- **Document extract**:
☆ ☆ ☆ ☆

Getting Started

These instructions explain how to install MindMeld on a Unix-based system and set up your first MindMeld project. Users of other operating systems like Windows can use Docker to get started.

Note

MindMeld requires Python 3.6 or 3.7.

Install MindMeld

You must choose the mechanism by which you install MindMeld. The supported choices are:

If you're going to be using MindMeld often, we recommend you do the virtualenv installation and setup all dependencies locally. That will provide the optimal performance and experience. But if you want to get a taste of MindMeld with minimal effort, you can get started quickly using Docker.

Install with Docker

In the Docker setup, we use Docker only for running MindMeld dependencies, namely, Elasticsearch and the Numerical Parser service. The developer will then use their local machine to run the MindMeld project.

1. Pull and run Docker container

Note

The following instruction references our docker container with Elasticsearch 7 which is a requirement for leveraging semantic embedding. mindmeldworkbench/dep:latest is still available with an older version of Elasticsearch.

  1. First, install Docker, and run it.
  2. Then, open a terminal (shell) and run these commands:
docker pull mindmeldworkbench/dep:es_7
docker run -ti -d -p 0.0.0.0:9200:9200 -p 0.0.0.0:7151:7151 -p 0.0.0.0:9300:9300 mindmeldworkbench/dep:es_7

2. Install prerequisites

Next, we install python, pip and virtualenv on the local machine using a script we made. These are pre-requisite libraries needed for most python projects. Currently, the script works for Mac and Ubuntu 16/18 operating systems:

bash -c "$(curl -s  https://raw.githubusercontent.com/cisco/mindmeld/master/scripts/mindmeld_lite_init.sh)"

☆ ☆ ☆ ☆

- **To do**:
1/ Reproduce the stretch of the MindMeld setup guide from "Install with Docker" through "version of Elasticsearch.".
2/ Answer these questions using the MindMeld setup guide:
(a) Which Python versions does MindMeld require?
(b) In the Docker setup, which MindMeld dependencies does Docker run?
(c) Which operating systems does the prerequisites script currently work for?

[Dataset entries]

☆ ☆ ☆ ☆

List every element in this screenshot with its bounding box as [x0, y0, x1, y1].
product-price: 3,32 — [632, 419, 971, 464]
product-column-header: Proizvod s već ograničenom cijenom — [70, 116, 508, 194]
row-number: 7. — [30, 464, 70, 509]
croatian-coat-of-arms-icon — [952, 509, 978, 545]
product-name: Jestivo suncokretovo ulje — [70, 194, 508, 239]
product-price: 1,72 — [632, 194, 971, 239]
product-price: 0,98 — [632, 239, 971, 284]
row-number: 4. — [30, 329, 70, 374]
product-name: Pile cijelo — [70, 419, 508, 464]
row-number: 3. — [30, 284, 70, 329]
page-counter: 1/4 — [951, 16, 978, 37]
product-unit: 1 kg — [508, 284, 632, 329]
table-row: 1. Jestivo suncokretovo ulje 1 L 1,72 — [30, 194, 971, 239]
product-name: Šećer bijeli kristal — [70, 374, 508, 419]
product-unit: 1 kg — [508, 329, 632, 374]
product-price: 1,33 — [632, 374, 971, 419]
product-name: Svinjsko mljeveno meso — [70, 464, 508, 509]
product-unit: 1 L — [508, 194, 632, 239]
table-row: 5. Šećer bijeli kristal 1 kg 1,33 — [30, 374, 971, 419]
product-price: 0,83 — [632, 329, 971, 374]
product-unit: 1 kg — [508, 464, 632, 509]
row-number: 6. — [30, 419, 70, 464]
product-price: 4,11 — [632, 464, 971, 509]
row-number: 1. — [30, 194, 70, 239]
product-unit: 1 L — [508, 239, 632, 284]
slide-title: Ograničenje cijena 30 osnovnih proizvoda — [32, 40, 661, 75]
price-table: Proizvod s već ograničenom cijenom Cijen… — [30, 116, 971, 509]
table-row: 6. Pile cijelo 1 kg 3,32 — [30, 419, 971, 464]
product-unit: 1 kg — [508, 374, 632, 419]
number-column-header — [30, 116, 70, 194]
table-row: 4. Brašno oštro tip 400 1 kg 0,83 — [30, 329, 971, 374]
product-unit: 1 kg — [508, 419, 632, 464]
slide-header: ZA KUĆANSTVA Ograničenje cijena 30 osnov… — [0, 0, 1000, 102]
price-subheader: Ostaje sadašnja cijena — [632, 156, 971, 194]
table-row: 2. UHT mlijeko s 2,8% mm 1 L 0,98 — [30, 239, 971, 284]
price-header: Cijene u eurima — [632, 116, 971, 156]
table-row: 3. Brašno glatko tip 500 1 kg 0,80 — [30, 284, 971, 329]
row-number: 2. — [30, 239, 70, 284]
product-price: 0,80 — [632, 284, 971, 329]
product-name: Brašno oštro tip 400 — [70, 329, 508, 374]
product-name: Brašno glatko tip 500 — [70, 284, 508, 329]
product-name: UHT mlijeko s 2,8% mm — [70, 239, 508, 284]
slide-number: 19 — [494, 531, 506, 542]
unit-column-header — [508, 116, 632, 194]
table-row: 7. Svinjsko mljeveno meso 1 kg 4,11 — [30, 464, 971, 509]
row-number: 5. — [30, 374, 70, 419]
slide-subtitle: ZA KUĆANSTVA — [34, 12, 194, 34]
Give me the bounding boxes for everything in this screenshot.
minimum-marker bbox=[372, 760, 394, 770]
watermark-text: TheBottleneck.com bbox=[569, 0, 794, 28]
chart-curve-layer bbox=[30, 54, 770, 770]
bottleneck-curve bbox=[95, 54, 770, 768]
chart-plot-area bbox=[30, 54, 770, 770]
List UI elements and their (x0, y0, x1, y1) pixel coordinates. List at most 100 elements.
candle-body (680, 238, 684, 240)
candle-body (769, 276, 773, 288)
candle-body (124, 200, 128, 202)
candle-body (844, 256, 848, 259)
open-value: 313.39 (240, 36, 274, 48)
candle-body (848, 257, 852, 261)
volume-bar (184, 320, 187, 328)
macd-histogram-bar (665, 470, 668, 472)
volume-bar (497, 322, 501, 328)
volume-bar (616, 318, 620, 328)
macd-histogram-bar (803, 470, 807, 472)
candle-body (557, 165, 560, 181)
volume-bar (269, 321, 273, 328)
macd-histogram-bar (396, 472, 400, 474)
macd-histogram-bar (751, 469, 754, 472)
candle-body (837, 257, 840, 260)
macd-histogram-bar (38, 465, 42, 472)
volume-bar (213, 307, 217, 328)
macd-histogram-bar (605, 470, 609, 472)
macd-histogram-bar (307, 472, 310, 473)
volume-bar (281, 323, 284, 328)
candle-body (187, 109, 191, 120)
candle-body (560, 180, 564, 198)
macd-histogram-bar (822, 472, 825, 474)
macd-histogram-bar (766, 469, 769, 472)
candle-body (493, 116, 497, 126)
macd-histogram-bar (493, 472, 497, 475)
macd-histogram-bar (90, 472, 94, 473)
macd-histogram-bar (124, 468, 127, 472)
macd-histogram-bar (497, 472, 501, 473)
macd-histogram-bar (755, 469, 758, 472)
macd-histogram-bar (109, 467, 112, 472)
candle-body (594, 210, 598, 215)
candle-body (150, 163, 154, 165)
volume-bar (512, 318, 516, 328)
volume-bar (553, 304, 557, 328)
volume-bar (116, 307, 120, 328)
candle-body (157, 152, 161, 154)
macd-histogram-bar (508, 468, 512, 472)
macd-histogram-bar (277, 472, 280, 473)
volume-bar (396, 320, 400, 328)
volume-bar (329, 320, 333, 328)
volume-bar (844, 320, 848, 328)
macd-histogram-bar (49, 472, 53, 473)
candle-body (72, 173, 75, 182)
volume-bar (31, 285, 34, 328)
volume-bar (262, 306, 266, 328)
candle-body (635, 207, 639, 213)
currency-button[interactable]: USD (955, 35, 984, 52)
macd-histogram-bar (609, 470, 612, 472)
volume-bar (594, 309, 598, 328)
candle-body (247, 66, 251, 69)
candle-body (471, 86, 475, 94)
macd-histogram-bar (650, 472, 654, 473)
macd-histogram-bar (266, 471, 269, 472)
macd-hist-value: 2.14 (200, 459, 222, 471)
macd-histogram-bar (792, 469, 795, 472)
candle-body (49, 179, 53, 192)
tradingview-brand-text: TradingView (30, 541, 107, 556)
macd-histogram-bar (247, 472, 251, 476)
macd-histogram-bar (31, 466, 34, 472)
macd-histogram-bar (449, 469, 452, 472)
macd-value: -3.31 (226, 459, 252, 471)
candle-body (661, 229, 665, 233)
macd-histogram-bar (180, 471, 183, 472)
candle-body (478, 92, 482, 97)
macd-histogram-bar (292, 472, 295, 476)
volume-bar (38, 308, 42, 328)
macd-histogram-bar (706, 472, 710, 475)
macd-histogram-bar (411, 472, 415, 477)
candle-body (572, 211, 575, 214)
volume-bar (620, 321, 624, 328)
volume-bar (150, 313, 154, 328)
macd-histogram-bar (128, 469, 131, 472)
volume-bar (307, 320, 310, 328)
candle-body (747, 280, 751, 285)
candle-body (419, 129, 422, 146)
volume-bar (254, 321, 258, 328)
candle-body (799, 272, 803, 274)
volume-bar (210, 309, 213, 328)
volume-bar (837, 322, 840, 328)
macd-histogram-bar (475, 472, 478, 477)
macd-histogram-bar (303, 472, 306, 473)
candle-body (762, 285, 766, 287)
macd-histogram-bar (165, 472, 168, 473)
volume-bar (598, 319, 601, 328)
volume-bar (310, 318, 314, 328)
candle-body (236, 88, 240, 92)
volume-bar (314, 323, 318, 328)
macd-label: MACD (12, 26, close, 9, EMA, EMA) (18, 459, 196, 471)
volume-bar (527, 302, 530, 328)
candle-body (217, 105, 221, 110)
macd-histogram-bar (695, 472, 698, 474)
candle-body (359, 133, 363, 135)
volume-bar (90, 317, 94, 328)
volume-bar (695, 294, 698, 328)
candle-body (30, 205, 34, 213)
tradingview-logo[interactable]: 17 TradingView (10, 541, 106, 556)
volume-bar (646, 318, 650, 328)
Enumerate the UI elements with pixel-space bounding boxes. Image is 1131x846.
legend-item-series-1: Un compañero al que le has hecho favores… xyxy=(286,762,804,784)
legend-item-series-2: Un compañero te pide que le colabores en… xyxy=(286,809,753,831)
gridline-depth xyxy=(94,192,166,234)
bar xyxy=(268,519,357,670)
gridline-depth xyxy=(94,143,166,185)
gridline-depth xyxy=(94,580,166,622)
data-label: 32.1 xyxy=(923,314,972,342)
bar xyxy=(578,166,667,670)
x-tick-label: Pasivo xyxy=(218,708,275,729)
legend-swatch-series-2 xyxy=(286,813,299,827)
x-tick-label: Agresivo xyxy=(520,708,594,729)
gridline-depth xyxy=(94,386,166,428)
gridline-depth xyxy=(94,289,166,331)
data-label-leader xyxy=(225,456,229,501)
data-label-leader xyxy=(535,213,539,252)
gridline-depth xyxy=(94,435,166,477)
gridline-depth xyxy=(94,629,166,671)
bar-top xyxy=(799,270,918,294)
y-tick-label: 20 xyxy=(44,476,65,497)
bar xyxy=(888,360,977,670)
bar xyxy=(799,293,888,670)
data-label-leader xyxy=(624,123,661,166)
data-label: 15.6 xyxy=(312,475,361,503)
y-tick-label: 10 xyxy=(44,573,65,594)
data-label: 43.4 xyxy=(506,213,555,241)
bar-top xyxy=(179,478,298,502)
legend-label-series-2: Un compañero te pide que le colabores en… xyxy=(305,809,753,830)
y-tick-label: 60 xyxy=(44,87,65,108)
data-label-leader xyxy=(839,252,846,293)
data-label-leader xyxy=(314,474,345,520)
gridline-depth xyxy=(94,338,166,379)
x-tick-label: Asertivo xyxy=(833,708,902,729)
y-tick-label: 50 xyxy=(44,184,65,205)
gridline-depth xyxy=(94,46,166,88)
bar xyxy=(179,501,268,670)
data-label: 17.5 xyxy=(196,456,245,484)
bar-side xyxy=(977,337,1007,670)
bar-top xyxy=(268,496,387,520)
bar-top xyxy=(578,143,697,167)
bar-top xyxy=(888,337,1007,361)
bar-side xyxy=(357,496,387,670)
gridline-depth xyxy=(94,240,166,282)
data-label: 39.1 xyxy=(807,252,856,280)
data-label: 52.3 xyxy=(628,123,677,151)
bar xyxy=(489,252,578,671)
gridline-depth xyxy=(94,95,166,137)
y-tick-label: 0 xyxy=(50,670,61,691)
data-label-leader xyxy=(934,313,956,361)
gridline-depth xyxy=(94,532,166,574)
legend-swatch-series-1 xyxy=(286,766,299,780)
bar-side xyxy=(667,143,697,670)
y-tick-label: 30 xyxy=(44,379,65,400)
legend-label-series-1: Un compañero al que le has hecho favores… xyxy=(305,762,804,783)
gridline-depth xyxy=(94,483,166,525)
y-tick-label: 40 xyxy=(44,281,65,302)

☆ ☆ ☆ ☆

- **Replies**:
1/
Install with Docker

In the Docker setup, we use Docker only for running MindMeld dependencies, namely, Elasticsearch and the Numerical Parser service. The developer will then use their local machine to run the MindMeld project.

1. Pull and run Docker container

Note

The following instruction references our docker container with Elasticsearch 7 which is a requirement for leveraging semantic embedding. mindmeldworkbench/dep:latest is still available with an older version of Elasticsearch.

2/
(a) Python 3.6 or 3.7.
(b) Elasticsearch and the Numerical Parser service.
(c) Mac and Ubuntu 16/18.